Keep only those lines of the records that include the string "обеспечения".

[Rows from a dataset]
>> start

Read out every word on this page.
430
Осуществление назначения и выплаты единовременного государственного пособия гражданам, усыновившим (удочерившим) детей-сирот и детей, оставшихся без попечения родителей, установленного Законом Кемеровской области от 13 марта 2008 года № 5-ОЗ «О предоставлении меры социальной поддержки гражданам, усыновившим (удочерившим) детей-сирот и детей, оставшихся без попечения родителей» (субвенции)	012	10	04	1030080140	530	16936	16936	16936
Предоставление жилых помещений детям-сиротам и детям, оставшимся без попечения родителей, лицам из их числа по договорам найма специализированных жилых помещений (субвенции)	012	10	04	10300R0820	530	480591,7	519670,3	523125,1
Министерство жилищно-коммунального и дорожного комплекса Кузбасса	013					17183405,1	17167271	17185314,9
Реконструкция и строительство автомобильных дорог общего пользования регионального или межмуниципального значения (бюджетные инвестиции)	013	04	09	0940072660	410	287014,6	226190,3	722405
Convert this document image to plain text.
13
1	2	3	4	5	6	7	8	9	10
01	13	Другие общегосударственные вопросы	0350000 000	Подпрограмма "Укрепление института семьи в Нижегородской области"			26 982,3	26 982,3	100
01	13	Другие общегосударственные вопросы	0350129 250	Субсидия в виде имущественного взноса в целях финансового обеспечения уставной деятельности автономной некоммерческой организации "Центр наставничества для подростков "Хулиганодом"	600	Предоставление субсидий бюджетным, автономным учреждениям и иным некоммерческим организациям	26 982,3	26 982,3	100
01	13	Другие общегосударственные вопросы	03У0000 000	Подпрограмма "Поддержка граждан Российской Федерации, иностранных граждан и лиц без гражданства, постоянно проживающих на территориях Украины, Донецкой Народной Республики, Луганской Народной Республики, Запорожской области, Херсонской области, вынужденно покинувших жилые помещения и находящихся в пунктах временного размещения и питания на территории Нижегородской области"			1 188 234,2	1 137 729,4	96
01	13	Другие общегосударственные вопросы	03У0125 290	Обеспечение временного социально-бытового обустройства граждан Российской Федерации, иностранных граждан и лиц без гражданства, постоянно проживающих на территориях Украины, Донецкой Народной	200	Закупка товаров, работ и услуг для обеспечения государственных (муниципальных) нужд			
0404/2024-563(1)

>> end

▶ **SOLVED EXERCISE**:
01	13	Другие общегосударственные вопросы	0350129 250	Субсидия в виде имущественного взноса в целях финансового обеспечения уставной деятельности автономной некоммерческой организации "Центр наставничества для подростков "Хулиганодом"	600	Предоставление субсидий бюджетным, автономным учреждениям и иным некоммерческим организациям	26 982,3	26 982,3	100
01	13	Другие общегосударственные вопросы	03У0125 290	Обеспечение временного социально-бытового обустройства граждан Российской Федерации, иностранных граждан и лиц без гражданства, постоянно проживающих на территориях Украины, Донецкой Народной	200	Закупка товаров, работ и услуг для обеспечения государственных (муниципальных) нужд			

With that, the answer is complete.